INPUT RECORDS:
*-*-*

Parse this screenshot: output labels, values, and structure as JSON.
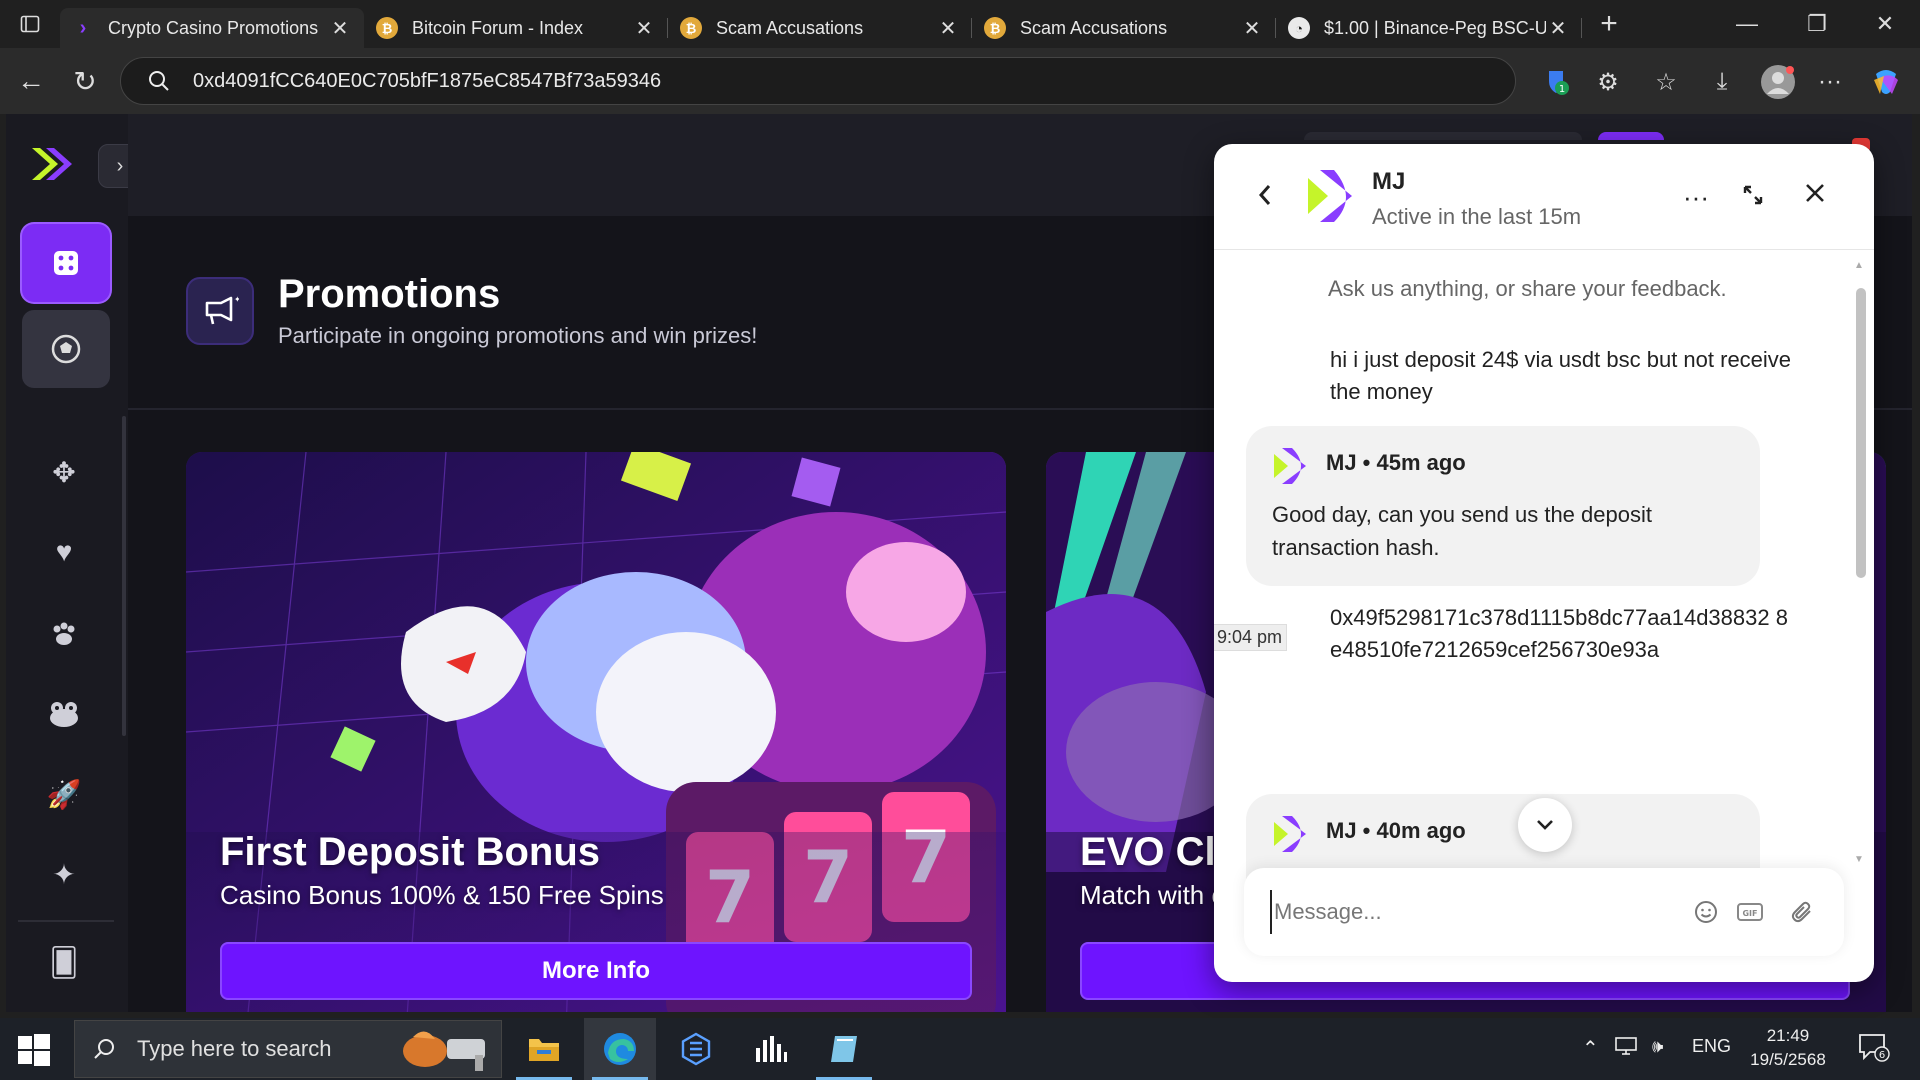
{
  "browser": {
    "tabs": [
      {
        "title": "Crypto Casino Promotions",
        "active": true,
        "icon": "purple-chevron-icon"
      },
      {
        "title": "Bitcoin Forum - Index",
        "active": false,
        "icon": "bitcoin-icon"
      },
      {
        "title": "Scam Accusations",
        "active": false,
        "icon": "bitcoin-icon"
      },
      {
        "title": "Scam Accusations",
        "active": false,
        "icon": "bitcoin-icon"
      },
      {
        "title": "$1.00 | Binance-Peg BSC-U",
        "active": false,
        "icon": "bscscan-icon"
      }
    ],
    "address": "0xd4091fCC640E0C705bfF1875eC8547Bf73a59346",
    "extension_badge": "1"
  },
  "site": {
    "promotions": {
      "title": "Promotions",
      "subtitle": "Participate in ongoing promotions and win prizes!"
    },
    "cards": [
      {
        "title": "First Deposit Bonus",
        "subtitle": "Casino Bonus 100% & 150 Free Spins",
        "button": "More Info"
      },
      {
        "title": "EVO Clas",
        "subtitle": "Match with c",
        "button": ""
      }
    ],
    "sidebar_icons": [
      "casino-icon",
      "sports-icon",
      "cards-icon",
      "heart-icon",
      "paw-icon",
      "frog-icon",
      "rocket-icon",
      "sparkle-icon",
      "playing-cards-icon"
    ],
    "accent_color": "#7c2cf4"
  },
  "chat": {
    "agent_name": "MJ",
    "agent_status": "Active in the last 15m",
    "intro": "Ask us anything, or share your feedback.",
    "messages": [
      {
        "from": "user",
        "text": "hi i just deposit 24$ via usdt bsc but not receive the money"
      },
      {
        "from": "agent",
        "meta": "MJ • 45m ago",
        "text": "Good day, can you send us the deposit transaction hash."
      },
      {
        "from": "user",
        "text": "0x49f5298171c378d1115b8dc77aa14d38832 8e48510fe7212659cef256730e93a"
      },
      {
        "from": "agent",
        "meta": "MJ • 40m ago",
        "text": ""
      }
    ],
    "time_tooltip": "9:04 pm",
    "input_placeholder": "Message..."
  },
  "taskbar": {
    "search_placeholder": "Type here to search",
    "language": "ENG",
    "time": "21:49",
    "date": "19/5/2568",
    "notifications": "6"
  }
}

*-*-*

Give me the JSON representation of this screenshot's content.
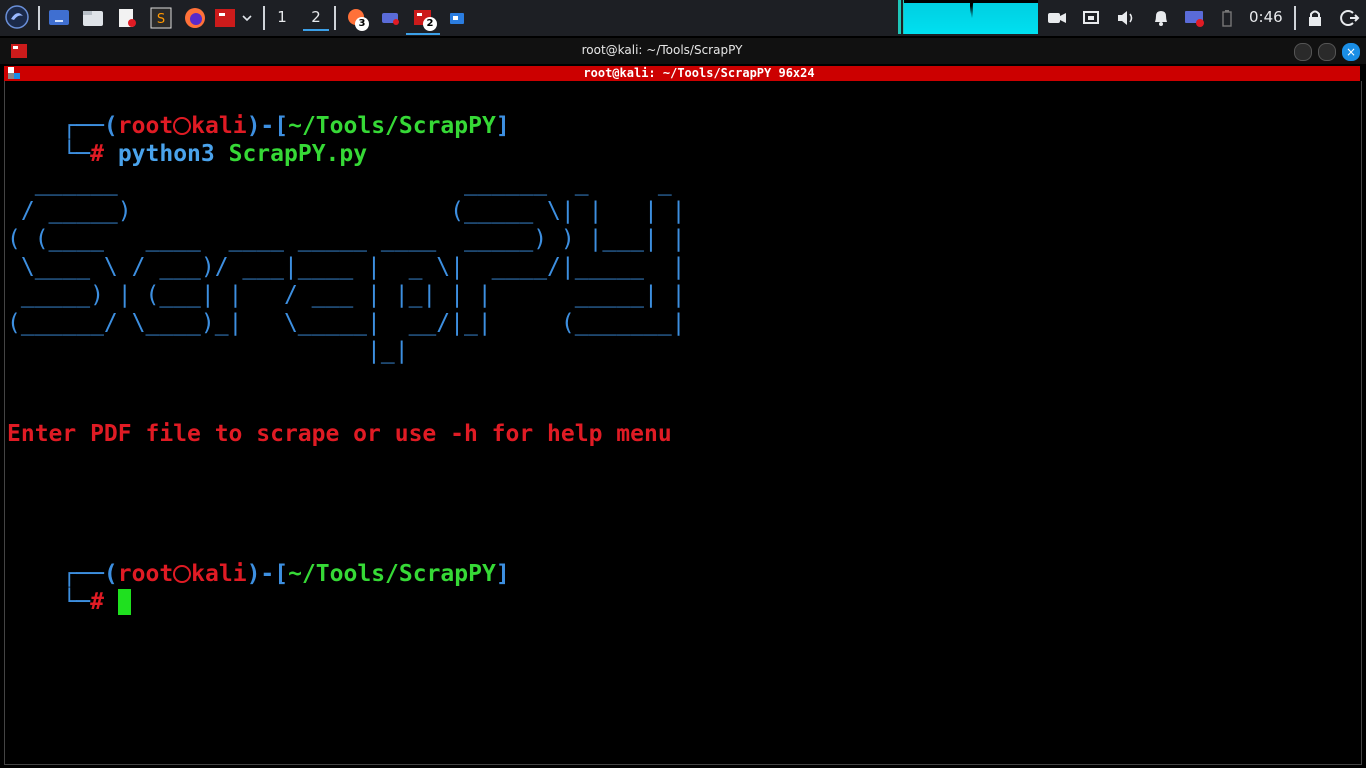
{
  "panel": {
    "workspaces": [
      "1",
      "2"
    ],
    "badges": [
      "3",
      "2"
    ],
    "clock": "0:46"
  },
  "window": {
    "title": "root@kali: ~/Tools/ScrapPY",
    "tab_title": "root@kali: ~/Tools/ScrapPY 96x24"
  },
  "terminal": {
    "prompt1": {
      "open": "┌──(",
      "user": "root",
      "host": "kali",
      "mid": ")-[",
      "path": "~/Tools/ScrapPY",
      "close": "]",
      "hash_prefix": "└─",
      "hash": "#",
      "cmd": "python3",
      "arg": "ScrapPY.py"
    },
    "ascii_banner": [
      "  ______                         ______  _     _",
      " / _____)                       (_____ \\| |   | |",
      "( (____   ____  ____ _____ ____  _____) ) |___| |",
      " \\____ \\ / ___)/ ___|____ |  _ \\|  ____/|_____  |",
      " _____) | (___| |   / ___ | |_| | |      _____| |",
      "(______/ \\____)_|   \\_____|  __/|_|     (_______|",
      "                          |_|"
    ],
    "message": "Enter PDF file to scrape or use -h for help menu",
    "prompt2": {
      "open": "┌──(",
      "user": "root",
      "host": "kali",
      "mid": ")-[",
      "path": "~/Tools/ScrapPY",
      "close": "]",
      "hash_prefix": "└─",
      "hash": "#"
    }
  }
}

*-*-*

WHAT YOU HAVE TO DO: Look for the word "Bonus" in every line of the listing and copy the lines that have it.

TASK ANSWER:
        "title": "First Deposit Bonus",
        "subtitle": "Casino Bonus 100% & 150 Free Spins",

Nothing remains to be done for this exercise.